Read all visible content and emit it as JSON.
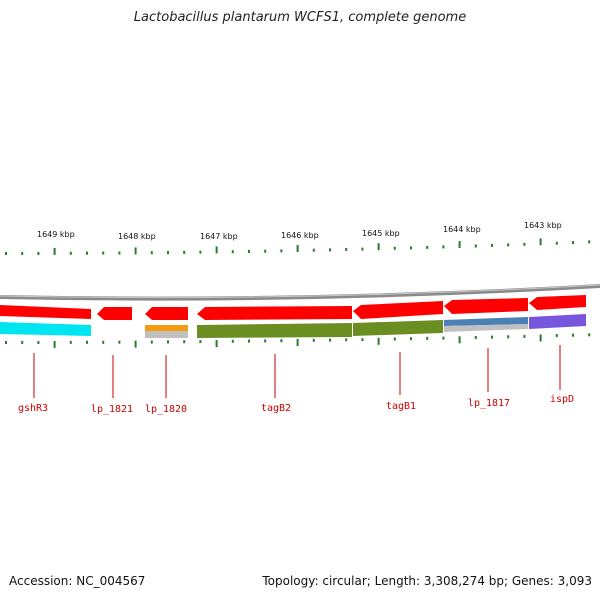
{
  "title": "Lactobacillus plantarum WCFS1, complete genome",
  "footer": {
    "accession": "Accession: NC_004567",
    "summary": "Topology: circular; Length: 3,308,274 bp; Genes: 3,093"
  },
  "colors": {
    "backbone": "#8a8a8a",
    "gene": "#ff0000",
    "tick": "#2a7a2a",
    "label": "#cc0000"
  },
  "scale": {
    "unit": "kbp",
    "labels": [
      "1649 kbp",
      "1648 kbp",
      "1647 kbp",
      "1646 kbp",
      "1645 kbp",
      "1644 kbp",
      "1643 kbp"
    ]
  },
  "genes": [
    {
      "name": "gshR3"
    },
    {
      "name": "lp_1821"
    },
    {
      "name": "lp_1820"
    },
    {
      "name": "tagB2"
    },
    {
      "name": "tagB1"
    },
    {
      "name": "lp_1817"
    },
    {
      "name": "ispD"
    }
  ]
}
--
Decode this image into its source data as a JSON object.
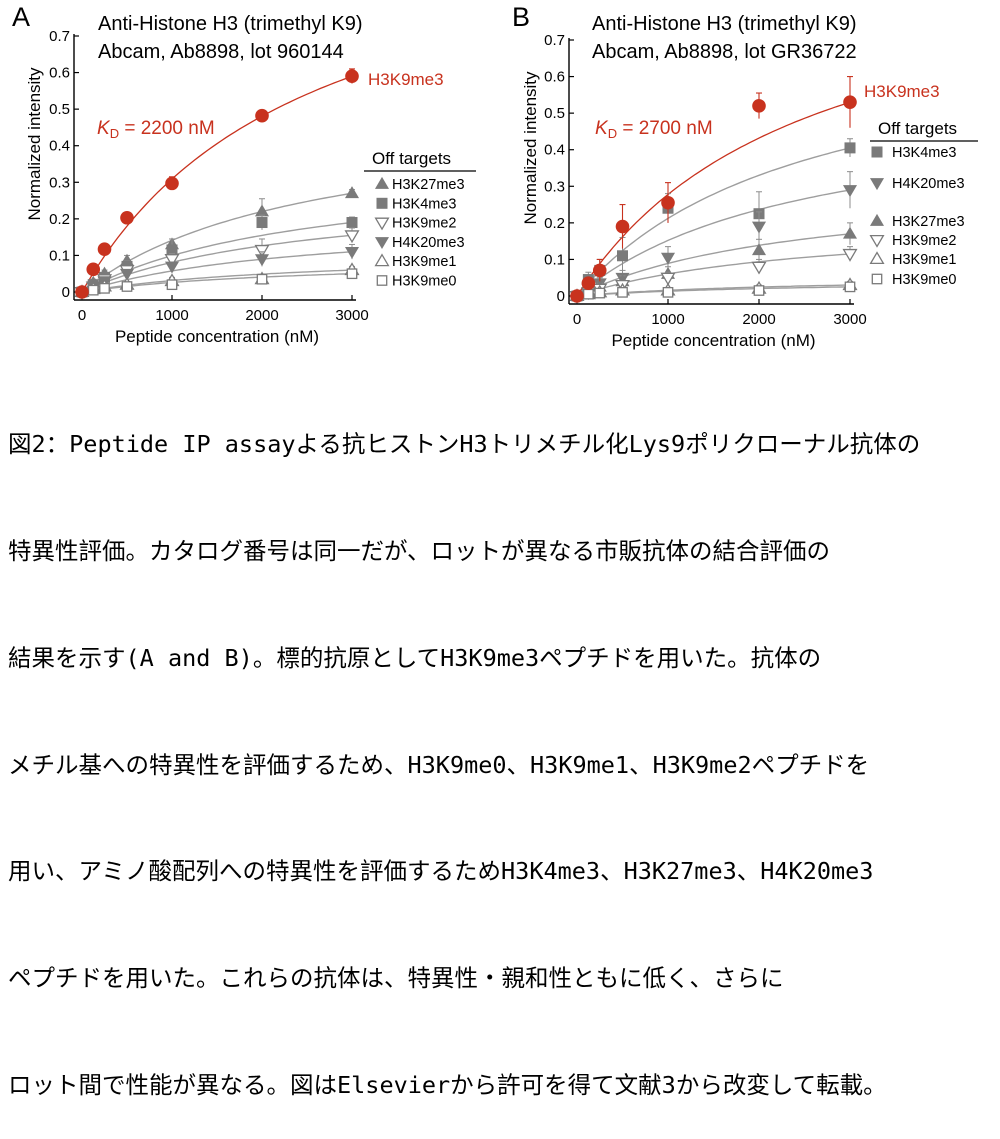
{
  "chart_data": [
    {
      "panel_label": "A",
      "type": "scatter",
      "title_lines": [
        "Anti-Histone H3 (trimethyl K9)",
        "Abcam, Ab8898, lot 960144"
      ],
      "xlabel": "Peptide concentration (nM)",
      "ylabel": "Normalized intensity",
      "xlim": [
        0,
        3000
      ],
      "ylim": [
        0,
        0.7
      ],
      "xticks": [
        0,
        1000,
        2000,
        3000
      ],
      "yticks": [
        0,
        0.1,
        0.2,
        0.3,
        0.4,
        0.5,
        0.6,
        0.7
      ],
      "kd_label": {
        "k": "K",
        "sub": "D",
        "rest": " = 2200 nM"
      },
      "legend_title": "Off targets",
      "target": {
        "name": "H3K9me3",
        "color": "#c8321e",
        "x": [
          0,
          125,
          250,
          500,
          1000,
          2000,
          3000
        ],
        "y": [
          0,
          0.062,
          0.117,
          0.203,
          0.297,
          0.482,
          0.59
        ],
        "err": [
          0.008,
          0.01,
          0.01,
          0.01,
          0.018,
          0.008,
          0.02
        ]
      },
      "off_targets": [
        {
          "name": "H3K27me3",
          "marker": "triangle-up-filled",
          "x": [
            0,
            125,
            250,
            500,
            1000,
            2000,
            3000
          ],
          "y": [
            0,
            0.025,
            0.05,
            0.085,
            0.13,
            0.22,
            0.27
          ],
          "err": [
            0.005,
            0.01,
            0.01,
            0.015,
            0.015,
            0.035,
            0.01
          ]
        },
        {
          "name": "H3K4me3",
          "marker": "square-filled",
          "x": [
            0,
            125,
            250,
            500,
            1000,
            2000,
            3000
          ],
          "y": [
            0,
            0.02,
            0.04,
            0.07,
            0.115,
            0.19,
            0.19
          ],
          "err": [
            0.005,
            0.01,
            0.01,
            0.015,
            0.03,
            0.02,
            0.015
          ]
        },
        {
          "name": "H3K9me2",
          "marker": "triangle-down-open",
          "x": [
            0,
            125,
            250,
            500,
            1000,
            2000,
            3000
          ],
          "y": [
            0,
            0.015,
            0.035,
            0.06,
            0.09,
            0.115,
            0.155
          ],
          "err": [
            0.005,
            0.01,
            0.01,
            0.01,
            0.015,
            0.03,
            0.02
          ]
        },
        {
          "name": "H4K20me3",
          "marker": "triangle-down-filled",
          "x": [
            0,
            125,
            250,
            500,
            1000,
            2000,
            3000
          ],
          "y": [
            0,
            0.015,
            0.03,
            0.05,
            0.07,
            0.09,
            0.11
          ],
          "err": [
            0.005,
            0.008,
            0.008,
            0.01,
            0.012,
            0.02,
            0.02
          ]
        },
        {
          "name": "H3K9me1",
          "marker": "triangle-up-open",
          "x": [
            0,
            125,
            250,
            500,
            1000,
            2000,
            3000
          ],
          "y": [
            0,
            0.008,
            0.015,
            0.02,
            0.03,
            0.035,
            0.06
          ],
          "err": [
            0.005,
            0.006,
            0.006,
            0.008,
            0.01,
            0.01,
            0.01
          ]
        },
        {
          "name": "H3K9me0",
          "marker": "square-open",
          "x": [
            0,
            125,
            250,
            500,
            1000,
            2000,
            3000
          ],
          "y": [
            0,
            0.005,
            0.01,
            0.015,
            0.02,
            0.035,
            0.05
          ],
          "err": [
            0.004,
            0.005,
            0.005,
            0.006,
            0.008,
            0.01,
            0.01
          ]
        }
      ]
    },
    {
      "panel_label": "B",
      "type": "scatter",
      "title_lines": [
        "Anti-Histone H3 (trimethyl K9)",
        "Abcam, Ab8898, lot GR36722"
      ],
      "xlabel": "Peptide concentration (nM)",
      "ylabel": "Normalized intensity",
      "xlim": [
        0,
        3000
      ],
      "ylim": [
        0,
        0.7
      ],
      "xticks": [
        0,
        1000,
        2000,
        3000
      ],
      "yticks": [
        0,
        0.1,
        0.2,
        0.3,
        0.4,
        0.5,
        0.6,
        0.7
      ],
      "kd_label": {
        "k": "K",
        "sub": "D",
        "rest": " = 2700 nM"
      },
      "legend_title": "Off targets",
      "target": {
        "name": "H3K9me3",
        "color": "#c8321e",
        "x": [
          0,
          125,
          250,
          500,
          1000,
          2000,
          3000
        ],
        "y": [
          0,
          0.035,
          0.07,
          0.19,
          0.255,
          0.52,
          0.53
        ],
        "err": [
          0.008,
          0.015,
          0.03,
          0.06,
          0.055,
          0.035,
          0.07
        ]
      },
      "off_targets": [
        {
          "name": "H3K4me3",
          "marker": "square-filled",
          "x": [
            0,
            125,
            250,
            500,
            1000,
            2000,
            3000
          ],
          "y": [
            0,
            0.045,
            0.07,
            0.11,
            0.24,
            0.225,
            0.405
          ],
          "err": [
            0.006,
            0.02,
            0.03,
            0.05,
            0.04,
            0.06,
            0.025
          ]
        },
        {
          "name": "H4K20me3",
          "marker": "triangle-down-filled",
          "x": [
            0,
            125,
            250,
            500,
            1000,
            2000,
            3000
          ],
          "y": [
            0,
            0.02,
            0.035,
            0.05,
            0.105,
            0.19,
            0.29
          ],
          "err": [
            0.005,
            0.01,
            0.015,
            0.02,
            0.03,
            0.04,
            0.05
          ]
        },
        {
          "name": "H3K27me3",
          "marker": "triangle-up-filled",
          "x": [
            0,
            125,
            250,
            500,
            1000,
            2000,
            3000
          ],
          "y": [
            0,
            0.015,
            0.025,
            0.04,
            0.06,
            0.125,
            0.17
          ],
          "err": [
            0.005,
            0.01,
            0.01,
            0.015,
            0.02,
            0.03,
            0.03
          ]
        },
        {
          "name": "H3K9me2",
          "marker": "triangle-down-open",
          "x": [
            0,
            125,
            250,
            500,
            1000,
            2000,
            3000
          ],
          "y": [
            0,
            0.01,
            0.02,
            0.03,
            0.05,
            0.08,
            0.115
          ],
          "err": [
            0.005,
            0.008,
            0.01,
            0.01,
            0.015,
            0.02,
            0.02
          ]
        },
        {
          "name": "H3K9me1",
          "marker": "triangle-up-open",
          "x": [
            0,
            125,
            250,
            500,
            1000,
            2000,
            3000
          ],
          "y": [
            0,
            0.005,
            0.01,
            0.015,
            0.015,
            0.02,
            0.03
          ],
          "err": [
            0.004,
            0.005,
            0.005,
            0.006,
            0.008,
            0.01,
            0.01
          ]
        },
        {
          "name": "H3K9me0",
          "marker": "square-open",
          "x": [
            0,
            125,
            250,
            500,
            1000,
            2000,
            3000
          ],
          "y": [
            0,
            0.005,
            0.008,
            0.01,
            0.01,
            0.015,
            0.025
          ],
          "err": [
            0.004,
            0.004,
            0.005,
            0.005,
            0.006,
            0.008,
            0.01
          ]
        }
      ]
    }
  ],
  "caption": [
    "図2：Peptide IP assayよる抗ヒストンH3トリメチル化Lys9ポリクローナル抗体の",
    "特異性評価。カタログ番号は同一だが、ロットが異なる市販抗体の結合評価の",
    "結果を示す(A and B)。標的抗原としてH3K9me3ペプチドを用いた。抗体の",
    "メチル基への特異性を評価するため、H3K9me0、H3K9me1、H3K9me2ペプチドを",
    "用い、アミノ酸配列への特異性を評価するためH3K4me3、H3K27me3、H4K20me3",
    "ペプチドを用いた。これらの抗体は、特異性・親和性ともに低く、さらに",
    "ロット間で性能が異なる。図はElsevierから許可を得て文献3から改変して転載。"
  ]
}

- [Task to carry out] Read through the entries and copy every line that includes "JSON".

- [Expected output]
Read all visible content and emit it as JSON.
Decode this image into its source data as a JSON object.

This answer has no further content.